Take from the listing each line that has the string "closer".

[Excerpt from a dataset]

========

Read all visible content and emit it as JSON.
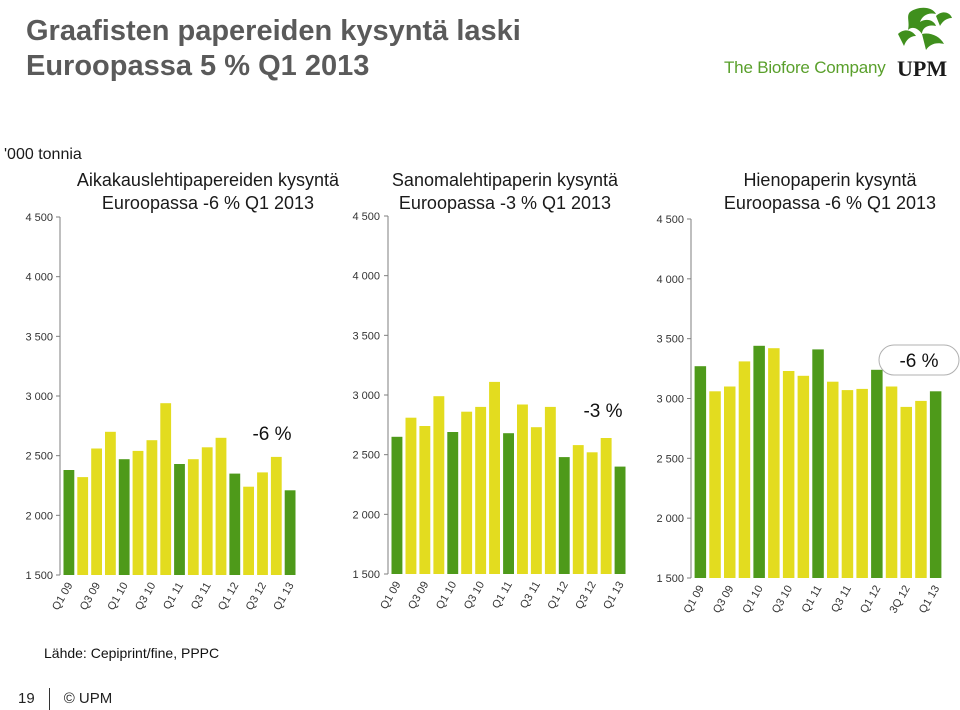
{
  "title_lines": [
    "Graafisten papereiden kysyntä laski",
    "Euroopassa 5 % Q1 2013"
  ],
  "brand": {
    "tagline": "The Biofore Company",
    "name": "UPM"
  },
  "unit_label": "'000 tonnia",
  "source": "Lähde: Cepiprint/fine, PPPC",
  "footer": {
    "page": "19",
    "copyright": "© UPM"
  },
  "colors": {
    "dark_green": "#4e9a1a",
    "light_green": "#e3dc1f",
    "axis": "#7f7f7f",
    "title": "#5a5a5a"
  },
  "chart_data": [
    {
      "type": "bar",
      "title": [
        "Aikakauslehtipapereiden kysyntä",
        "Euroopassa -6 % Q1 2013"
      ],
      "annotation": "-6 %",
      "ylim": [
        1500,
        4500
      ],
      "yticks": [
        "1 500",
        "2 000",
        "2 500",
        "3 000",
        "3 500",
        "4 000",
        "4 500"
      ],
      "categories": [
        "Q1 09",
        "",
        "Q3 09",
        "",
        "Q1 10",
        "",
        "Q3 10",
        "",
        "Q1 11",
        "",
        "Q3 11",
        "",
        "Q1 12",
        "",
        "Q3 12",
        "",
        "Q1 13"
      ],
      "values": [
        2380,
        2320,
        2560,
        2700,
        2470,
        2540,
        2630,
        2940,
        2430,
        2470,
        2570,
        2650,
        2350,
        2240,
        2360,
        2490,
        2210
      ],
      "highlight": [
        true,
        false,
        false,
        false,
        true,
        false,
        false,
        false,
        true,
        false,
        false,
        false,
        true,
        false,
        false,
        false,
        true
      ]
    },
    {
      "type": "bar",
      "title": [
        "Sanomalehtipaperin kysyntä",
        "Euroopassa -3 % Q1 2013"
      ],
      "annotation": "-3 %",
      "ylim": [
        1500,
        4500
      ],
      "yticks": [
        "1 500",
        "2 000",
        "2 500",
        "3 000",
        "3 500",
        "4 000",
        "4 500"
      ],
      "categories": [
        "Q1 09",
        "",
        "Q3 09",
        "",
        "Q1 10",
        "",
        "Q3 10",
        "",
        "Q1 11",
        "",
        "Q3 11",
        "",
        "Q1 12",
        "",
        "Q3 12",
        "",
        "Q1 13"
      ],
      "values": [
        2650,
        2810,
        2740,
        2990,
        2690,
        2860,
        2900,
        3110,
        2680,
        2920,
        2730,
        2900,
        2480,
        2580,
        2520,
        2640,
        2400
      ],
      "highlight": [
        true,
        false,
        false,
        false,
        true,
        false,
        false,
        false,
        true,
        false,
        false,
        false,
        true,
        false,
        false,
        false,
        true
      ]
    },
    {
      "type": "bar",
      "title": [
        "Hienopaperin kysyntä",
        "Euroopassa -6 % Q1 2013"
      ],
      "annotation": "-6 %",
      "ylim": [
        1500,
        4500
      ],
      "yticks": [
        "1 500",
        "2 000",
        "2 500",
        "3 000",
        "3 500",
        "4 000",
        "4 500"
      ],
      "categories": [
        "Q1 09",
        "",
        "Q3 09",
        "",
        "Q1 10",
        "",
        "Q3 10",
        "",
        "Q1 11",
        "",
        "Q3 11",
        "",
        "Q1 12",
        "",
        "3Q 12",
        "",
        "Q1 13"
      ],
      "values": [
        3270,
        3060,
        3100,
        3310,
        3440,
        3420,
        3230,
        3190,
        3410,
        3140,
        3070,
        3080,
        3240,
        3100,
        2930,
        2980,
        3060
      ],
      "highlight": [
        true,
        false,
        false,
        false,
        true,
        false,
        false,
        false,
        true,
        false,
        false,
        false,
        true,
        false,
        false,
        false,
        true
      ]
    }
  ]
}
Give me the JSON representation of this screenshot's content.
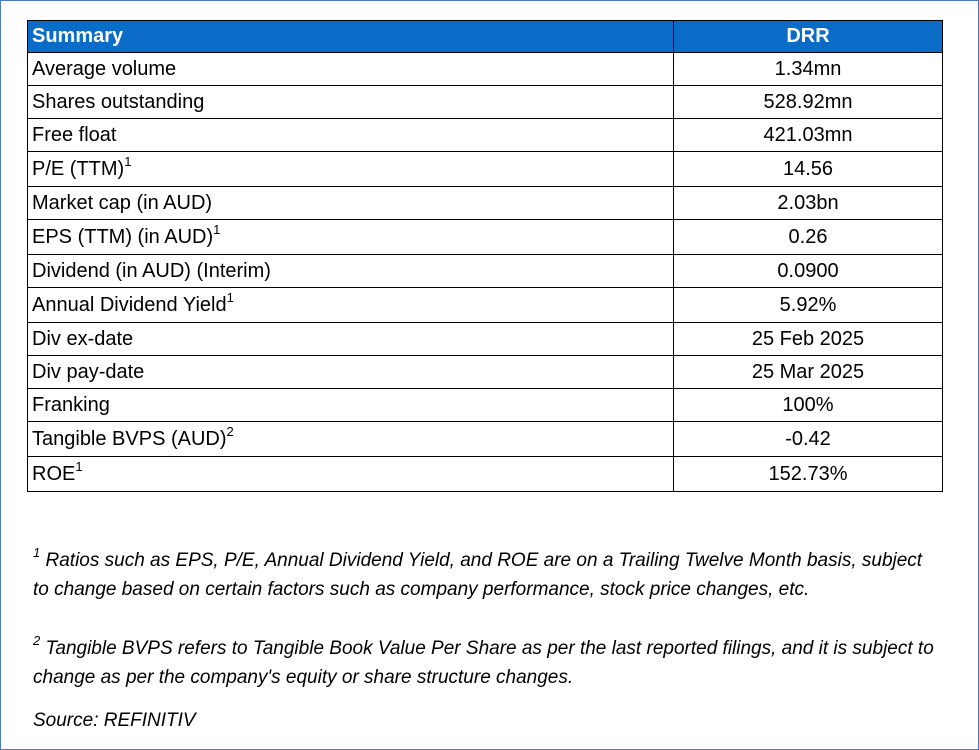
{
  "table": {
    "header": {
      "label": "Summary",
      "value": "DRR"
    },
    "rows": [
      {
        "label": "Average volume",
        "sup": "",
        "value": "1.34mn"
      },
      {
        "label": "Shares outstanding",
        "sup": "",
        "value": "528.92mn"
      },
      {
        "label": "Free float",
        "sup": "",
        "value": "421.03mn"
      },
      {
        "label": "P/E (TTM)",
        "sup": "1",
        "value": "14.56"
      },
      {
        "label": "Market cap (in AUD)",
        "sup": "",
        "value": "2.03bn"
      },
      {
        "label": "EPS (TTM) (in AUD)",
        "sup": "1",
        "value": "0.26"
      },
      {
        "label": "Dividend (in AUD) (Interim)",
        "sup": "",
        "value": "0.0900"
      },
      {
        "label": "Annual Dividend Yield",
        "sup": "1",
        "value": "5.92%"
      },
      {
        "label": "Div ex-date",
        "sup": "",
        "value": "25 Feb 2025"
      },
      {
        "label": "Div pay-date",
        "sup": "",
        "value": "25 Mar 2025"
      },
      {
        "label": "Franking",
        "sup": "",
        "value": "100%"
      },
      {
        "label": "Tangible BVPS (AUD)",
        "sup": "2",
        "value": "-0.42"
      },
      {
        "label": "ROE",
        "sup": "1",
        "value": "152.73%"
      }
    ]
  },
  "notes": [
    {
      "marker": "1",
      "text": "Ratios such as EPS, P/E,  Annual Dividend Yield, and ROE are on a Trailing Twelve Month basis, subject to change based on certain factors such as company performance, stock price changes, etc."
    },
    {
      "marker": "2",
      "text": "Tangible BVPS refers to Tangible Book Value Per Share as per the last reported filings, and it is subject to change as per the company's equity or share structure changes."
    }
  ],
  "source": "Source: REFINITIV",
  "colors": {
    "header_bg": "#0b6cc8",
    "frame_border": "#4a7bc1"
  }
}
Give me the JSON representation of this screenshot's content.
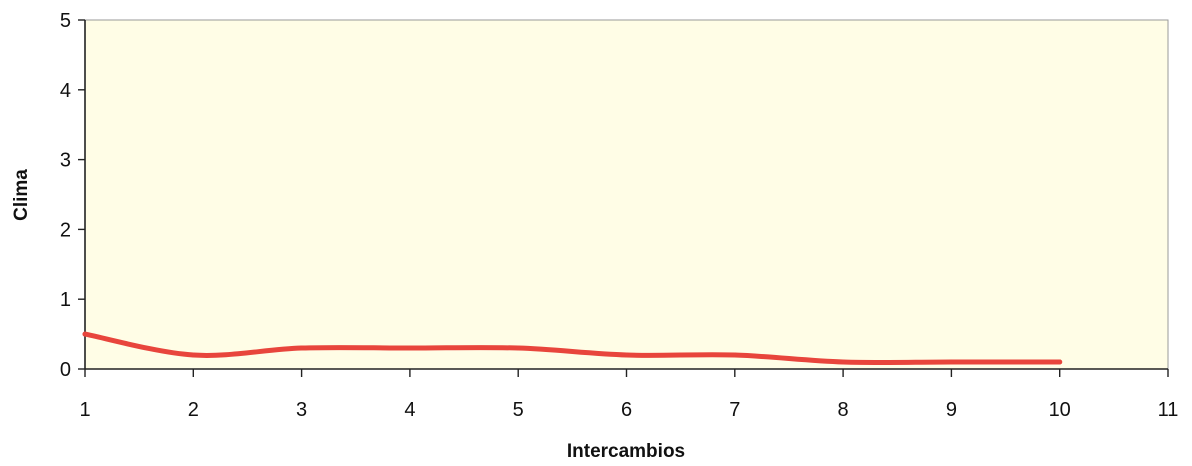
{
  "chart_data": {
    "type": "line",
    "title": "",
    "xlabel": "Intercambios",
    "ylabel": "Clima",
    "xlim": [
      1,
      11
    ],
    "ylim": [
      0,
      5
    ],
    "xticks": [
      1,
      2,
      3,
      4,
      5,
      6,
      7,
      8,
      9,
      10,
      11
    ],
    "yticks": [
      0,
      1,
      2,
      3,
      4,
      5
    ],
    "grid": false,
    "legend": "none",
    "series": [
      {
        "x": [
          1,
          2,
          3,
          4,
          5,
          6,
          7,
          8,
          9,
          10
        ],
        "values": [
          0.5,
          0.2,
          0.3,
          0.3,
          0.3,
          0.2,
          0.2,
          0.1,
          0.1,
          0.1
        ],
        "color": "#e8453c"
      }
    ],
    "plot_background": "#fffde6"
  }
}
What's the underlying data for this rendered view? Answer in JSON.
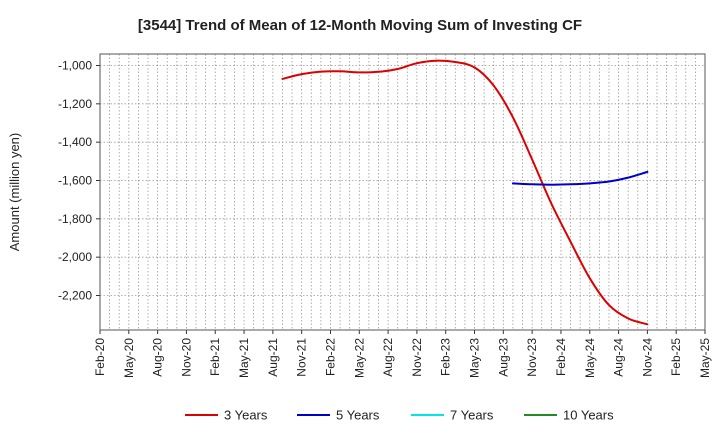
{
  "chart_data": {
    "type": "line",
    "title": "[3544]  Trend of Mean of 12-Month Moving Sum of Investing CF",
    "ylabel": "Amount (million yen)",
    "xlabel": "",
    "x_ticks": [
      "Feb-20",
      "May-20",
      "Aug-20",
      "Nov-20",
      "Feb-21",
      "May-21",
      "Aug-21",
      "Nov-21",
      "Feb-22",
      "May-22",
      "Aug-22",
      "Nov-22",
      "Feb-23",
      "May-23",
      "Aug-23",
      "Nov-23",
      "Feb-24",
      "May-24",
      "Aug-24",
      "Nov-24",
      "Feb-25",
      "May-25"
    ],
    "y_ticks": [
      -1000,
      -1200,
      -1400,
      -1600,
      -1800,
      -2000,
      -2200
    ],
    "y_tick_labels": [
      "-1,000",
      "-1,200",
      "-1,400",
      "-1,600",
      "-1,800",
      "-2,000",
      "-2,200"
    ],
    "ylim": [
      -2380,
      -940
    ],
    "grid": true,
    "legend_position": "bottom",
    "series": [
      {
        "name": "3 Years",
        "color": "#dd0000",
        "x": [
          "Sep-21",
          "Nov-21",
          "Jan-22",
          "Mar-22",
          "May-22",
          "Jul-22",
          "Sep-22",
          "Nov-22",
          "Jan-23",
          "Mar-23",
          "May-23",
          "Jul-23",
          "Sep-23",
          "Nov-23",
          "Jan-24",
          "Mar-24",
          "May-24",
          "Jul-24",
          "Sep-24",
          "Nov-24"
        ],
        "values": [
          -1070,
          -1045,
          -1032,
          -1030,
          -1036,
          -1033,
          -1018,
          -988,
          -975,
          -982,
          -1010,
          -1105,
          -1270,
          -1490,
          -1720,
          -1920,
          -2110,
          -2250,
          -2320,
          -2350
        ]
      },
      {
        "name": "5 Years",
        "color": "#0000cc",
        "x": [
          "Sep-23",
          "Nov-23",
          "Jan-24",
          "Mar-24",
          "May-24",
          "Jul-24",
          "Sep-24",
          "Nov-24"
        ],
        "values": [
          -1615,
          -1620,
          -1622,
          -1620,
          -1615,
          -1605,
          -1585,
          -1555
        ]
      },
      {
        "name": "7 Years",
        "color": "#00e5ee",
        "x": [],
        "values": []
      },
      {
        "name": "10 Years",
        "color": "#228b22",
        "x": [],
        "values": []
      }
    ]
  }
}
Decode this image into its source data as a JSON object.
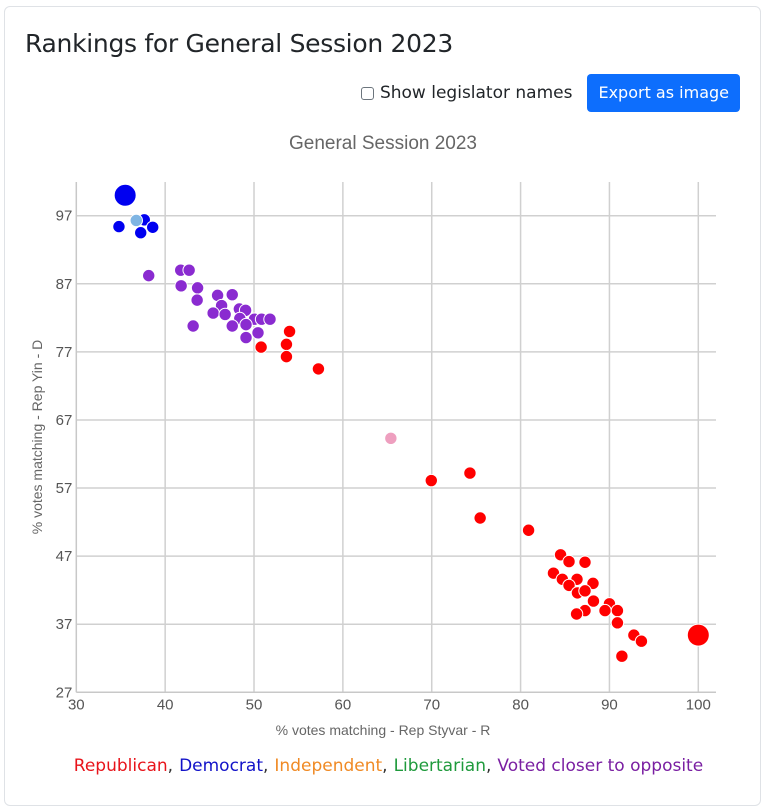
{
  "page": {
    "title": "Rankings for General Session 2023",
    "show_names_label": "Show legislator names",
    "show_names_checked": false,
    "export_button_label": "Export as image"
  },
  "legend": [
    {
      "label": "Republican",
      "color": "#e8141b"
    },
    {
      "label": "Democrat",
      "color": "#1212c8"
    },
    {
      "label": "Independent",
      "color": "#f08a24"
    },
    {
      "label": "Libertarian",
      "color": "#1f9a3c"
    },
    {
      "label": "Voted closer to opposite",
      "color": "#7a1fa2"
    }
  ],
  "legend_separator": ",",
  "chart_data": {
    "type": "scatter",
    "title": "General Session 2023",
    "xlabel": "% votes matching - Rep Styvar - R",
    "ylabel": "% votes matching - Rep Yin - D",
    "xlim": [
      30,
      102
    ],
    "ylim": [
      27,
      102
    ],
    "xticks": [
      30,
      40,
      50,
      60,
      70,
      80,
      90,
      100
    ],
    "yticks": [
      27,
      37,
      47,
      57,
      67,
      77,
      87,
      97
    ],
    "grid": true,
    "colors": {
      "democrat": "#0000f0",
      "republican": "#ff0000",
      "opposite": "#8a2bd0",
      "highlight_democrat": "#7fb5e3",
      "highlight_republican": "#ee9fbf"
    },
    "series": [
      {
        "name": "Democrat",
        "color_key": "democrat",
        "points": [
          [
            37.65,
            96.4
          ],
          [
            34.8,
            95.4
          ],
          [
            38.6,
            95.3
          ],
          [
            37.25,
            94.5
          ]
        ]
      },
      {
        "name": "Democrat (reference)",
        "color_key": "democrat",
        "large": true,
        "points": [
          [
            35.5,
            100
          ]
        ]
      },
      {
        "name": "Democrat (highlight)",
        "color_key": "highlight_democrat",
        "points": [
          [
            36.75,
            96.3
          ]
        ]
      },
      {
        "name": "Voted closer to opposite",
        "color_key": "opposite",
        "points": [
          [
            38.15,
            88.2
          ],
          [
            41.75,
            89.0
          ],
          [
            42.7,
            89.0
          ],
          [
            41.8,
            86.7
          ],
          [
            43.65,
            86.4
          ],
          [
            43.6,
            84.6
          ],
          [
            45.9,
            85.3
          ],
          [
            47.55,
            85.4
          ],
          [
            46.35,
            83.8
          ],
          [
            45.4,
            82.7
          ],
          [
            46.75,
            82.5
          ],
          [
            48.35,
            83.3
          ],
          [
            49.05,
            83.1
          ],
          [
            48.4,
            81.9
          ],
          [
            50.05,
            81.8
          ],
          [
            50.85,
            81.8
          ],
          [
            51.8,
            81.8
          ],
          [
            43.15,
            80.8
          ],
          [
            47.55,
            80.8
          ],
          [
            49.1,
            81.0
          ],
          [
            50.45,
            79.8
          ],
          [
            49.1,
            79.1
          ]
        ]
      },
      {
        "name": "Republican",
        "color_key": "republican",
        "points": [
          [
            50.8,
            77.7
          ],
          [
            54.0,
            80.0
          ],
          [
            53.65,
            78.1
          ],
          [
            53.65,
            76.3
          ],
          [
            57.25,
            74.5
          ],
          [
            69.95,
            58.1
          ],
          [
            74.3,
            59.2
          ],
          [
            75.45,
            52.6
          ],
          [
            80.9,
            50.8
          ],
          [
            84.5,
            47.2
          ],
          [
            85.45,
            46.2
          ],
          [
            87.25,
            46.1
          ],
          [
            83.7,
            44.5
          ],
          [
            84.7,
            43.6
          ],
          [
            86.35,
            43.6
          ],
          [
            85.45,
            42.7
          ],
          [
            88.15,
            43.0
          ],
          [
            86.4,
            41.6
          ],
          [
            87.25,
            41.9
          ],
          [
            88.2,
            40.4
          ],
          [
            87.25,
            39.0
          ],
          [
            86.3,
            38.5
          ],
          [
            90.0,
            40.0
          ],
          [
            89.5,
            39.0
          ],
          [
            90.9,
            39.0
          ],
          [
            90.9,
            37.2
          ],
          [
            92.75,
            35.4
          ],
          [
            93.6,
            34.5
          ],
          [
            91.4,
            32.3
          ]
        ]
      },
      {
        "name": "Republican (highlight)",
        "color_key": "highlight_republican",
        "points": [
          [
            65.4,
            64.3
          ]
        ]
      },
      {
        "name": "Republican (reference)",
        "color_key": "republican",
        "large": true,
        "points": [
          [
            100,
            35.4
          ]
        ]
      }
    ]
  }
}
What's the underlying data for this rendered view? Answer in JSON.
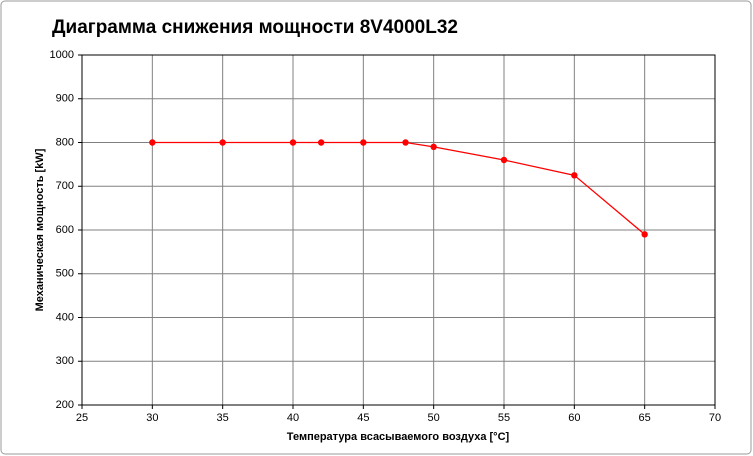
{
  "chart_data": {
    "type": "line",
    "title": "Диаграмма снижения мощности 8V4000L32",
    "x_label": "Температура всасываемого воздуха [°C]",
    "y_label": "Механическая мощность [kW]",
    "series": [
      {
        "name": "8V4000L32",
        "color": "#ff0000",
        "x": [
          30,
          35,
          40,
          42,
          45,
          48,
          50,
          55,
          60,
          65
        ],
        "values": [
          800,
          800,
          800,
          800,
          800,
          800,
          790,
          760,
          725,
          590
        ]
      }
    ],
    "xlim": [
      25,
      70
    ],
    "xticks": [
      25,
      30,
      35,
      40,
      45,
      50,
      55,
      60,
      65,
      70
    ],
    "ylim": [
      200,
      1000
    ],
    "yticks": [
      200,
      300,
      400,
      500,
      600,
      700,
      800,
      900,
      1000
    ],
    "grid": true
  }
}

========

# Solved problem:
      "label": "Voted closer to opposite",
        "name": "Voted closer to opposite",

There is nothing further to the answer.